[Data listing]
__________________________________________________
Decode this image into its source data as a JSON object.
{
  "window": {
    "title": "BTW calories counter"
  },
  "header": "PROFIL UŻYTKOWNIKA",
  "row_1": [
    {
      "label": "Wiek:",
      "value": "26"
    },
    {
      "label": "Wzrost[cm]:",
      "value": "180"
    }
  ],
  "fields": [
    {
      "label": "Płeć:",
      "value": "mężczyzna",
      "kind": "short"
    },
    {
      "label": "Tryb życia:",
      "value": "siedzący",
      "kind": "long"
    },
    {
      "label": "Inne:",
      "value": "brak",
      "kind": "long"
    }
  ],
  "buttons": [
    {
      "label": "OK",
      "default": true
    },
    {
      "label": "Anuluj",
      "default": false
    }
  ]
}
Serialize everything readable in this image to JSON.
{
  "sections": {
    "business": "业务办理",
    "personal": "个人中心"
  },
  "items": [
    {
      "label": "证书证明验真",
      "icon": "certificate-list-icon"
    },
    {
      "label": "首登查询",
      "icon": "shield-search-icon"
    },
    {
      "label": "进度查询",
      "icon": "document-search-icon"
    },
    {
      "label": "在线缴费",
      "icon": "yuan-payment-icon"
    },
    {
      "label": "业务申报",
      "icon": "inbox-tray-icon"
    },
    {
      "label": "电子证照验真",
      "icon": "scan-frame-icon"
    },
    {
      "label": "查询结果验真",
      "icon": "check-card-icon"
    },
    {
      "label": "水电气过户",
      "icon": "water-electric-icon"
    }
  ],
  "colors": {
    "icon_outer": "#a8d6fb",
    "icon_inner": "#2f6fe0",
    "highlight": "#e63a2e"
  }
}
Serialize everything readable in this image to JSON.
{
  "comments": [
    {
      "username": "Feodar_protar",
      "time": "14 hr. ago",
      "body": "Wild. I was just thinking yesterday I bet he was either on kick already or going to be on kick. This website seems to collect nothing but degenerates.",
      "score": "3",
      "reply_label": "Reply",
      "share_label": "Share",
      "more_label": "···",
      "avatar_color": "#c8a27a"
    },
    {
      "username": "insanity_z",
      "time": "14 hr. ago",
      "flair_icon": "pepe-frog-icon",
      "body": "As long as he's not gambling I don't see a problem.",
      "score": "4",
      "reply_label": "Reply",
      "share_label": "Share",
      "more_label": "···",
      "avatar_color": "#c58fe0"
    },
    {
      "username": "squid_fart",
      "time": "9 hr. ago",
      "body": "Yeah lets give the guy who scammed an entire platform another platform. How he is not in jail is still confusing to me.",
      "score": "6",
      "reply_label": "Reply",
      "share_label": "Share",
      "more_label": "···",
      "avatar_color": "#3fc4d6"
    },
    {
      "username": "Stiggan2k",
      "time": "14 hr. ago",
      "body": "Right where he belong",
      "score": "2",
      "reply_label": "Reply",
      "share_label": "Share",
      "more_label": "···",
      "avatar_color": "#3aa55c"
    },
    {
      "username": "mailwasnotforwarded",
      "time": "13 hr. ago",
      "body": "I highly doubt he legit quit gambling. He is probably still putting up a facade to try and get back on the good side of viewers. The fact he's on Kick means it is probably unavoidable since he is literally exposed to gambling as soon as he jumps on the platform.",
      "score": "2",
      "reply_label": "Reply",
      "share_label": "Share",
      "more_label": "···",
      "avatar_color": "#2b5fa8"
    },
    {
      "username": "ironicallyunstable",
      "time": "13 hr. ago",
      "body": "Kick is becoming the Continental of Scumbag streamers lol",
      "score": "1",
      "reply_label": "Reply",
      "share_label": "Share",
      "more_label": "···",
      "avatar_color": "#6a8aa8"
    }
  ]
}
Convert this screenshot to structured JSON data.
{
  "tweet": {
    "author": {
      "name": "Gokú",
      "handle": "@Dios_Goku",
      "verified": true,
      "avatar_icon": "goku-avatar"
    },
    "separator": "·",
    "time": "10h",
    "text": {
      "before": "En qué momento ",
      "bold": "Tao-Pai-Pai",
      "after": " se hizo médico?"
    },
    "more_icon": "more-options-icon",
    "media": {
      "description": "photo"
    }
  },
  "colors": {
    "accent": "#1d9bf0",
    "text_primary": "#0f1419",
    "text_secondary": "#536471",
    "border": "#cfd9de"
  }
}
__________________________________________________
**What is needed:**
Print the entries exactly. Include every one.

**Answer to this problem:**
Decode this image into its source data as a JSON object.
{
  "window": {
    "title": "BTW calories counter"
  },
  "header": "PROFIL UŻYTKOWNIKA",
  "row_1": [
    {
      "label": "Wiek:",
      "value": "26"
    },
    {
      "label": "Wzrost[cm]:",
      "value": "180"
    }
  ],
  "fields": [
    {
      "label": "Płeć:",
      "value": "mężczyzna",
      "kind": "short"
    },
    {
      "label": "Tryb życia:",
      "value": "siedzący",
      "kind": "long"
    },
    {
      "label": "Inne:",
      "value": "brak",
      "kind": "long"
    }
  ],
  "buttons": [
    {
      "label": "OK",
      "default": true
    },
    {
      "label": "Anuluj",
      "default": false
    }
  ]
}
Serialize everything readable in this image to JSON.
{
  "sections": {
    "business": "业务办理",
    "personal": "个人中心"
  },
  "items": [
    {
      "label": "证书证明验真",
      "icon": "certificate-list-icon"
    },
    {
      "label": "首登查询",
      "icon": "shield-search-icon"
    },
    {
      "label": "进度查询",
      "icon": "document-search-icon"
    },
    {
      "label": "在线缴费",
      "icon": "yuan-payment-icon"
    },
    {
      "label": "业务申报",
      "icon": "inbox-tray-icon"
    },
    {
      "label": "电子证照验真",
      "icon": "scan-frame-icon"
    },
    {
      "label": "查询结果验真",
      "icon": "check-card-icon"
    },
    {
      "label": "水电气过户",
      "icon": "water-electric-icon"
    }
  ],
  "colors": {
    "icon_outer": "#a8d6fb",
    "icon_inner": "#2f6fe0",
    "highlight": "#e63a2e"
  }
}
Serialize everything readable in this image to JSON.
{
  "comments": [
    {
      "username": "Feodar_protar",
      "time": "14 hr. ago",
      "body": "Wild. I was just thinking yesterday I bet he was either on kick already or going to be on kick. This website seems to collect nothing but degenerates.",
      "score": "3",
      "reply_label": "Reply",
      "share_label": "Share",
      "more_label": "···",
      "avatar_color": "#c8a27a"
    },
    {
      "username": "insanity_z",
      "time": "14 hr. ago",
      "flair_icon": "pepe-frog-icon",
      "body": "As long as he's not gambling I don't see a problem.",
      "score": "4",
      "reply_label": "Reply",
      "share_label": "Share",
      "more_label": "···",
      "avatar_color": "#c58fe0"
    },
    {
      "username": "squid_fart",
      "time": "9 hr. ago",
      "body": "Yeah lets give the guy who scammed an entire platform another platform. How he is not in jail is still confusing to me.",
      "score": "6",
      "reply_label": "Reply",
      "share_label": "Share",
      "more_label": "···",
      "avatar_color": "#3fc4d6"
    },
    {
      "username": "Stiggan2k",
      "time": "14 hr. ago",
      "body": "Right where he belong",
      "score": "2",
      "reply_label": "Reply",
      "share_label": "Share",
      "more_label": "···",
      "avatar_color": "#3aa55c"
    },
    {
      "username": "mailwasnotforwarded",
      "time": "13 hr. ago",
      "body": "I highly doubt he legit quit gambling. He is probably still putting up a facade to try and get back on the good side of viewers. The fact he's on Kick means it is probably unavoidable since he is literally exposed to gambling as soon as he jumps on the platform.",
      "score": "2",
      "reply_label": "Reply",
      "share_label": "Share",
      "more_label": "···",
      "avatar_color": "#2b5fa8"
    },
    {
      "username": "ironicallyunstable",
      "time": "13 hr. ago",
      "body": "Kick is becoming the Continental of Scumbag streamers lol",
      "score": "1",
      "reply_label": "Reply",
      "share_label": "Share",
      "more_label": "···",
      "avatar_color": "#6a8aa8"
    }
  ]
}
Convert this screenshot to structured JSON data.
{
  "tweet": {
    "author": {
      "name": "Gokú",
      "handle": "@Dios_Goku",
      "verified": true,
      "avatar_icon": "goku-avatar"
    },
    "separator": "·",
    "time": "10h",
    "text": {
      "before": "En qué momento ",
      "bold": "Tao-Pai-Pai",
      "after": " se hizo médico?"
    },
    "more_icon": "more-options-icon",
    "media": {
      "description": "photo"
    }
  },
  "colors": {
    "accent": "#1d9bf0",
    "text_primary": "#0f1419",
    "text_secondary": "#536471",
    "border": "#cfd9de"
  }
}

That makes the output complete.